-------- RECORDS FOR THE EXERCISE

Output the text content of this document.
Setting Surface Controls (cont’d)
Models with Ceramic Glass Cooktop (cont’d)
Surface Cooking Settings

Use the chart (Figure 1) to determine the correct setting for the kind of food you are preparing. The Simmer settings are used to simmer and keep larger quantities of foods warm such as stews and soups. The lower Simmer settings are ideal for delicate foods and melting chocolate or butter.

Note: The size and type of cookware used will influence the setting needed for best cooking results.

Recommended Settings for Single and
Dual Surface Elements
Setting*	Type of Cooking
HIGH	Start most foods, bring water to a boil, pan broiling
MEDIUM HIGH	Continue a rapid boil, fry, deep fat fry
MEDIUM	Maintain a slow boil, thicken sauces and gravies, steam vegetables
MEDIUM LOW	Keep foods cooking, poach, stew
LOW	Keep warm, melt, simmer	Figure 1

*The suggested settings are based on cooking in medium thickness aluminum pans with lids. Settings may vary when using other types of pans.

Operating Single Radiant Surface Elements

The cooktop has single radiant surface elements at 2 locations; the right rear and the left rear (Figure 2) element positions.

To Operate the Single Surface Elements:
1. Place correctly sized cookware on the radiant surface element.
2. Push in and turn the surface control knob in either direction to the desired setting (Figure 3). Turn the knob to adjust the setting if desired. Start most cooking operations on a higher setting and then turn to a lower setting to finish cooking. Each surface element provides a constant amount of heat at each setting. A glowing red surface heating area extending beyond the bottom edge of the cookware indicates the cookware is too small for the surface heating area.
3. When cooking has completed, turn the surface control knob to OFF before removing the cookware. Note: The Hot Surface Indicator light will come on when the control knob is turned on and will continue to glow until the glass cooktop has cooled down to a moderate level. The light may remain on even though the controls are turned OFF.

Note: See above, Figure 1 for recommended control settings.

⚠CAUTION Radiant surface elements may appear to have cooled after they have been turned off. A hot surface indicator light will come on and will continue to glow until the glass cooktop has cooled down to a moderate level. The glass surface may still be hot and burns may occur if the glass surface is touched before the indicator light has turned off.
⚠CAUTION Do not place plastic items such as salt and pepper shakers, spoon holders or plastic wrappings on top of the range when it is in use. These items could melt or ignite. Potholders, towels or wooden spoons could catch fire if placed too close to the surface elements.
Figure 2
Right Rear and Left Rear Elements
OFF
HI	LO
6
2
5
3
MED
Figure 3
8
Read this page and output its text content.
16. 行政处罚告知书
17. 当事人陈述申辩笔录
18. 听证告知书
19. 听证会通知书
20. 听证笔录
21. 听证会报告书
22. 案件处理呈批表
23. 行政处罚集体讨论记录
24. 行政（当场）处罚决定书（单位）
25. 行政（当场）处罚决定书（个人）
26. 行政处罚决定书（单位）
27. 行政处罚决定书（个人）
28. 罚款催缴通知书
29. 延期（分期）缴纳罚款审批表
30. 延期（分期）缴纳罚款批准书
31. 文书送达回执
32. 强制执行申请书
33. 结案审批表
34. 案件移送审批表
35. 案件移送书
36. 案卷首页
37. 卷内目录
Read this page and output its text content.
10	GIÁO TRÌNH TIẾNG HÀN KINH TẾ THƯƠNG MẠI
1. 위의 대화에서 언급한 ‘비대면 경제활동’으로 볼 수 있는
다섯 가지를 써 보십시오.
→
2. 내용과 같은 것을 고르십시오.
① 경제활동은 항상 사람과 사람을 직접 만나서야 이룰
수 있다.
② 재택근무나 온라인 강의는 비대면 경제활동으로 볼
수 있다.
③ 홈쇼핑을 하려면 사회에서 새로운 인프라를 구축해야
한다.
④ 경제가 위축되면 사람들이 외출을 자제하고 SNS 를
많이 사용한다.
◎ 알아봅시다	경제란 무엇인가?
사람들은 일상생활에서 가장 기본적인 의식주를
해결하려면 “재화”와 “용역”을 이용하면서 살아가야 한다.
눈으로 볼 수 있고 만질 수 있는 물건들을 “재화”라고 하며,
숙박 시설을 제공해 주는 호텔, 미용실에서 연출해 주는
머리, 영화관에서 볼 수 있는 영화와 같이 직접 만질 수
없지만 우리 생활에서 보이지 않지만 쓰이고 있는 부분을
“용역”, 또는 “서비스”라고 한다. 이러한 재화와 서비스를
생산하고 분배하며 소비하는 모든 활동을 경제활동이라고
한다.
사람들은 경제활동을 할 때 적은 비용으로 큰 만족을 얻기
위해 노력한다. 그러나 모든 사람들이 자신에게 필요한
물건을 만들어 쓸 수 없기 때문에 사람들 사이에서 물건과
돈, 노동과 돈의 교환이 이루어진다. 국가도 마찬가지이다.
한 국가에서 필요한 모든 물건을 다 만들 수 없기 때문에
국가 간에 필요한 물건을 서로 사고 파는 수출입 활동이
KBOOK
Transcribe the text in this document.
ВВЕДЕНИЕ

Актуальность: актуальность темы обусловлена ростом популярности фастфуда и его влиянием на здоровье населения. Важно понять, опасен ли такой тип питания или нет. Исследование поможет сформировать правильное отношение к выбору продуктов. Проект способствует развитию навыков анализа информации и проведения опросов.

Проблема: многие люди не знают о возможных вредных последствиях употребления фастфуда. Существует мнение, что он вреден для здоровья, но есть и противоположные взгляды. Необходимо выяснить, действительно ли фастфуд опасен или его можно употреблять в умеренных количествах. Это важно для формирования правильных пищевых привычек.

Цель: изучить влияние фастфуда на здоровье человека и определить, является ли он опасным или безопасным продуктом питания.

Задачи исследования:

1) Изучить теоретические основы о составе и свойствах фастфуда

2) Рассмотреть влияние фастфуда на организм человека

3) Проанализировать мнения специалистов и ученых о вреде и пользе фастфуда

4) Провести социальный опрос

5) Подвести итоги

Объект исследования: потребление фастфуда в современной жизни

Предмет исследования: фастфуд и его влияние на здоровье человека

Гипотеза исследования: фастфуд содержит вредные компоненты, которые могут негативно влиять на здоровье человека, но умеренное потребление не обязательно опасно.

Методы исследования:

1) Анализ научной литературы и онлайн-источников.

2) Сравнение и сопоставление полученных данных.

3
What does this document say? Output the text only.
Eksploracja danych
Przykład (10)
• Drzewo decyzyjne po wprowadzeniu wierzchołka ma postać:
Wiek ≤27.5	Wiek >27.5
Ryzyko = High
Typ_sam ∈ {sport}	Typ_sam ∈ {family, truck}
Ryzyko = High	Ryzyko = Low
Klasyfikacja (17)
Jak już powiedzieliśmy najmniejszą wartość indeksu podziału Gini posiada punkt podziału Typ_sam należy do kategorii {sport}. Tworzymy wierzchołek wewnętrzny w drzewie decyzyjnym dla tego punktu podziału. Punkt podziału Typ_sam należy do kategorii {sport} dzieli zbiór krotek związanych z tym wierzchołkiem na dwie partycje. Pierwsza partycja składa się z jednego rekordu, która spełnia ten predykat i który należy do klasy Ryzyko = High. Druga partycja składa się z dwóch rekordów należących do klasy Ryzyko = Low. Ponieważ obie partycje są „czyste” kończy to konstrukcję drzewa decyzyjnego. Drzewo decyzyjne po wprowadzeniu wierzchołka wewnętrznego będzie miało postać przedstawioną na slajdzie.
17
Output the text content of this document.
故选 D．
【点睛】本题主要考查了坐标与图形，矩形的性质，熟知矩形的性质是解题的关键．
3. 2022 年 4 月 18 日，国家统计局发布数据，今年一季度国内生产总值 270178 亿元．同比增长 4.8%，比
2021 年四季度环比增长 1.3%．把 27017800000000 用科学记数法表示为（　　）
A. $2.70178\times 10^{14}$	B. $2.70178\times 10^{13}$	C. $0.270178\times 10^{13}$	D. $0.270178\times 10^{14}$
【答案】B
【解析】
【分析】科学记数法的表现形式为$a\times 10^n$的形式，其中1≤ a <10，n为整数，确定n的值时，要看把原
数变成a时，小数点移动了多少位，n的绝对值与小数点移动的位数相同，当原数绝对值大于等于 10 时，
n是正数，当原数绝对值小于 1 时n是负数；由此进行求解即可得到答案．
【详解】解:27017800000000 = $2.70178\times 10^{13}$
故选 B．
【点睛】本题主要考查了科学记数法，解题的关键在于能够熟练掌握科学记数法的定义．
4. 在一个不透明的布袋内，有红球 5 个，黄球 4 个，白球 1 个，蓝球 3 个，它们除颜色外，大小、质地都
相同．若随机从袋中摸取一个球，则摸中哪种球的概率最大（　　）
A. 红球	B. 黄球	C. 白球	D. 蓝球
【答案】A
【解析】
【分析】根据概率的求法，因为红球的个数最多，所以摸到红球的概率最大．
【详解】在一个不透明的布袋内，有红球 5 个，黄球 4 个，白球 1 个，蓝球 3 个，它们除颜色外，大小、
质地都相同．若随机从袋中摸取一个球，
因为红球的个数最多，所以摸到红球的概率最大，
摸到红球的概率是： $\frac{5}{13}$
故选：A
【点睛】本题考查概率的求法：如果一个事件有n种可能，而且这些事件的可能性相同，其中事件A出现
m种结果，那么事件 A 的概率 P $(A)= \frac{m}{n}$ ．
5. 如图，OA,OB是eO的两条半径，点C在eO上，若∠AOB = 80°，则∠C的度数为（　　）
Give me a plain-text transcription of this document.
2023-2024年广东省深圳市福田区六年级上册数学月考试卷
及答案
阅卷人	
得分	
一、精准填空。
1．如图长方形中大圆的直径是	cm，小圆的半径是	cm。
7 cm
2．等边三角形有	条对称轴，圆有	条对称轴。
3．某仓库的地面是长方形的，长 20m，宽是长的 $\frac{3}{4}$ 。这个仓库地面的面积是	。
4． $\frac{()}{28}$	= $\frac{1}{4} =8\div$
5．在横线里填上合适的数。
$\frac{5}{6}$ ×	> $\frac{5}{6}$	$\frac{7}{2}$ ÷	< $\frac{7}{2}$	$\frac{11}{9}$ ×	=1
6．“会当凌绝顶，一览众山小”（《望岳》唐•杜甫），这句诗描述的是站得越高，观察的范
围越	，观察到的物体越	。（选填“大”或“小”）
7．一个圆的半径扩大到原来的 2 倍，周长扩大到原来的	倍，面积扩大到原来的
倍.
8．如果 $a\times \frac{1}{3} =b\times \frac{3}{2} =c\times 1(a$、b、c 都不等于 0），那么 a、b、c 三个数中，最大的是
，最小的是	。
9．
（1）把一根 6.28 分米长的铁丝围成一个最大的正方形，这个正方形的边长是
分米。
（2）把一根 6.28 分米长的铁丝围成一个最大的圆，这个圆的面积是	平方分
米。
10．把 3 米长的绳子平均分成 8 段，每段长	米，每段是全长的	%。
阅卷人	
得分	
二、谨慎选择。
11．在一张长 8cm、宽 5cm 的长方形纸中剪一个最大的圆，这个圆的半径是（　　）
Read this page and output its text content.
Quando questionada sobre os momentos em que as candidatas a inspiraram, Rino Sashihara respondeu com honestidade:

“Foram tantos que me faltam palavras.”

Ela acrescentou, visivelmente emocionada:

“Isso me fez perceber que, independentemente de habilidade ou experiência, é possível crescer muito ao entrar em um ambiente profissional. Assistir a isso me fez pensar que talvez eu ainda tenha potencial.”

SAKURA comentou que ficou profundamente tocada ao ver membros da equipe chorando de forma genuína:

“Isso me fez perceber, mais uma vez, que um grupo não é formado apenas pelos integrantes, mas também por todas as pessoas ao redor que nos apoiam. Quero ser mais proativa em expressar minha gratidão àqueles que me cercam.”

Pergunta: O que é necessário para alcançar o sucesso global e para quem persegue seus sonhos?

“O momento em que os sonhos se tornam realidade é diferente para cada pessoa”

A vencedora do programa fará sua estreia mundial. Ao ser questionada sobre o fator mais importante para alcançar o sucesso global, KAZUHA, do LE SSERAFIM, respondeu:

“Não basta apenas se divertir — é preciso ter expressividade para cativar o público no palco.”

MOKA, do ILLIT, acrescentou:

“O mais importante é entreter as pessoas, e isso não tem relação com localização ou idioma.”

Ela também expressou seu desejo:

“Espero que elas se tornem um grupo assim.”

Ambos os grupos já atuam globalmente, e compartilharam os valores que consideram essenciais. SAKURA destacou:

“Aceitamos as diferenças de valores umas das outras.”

----------------

- [GOAL OF THE EXERCISE]: From the data, collect all lines where the string "在一个不透明的布袋内" appears.

- [EXERCISE SOLUTION]:
4. 在一个不透明的布袋内，有红球 5 个，黄球 4 个，白球 1 个，蓝球 3 个，它们除颜色外，大小、质地都
【详解】在一个不透明的布袋内，有红球 5 个，黄球 4 个，白球 1 个，蓝球 3 个，它们除颜色外，大小、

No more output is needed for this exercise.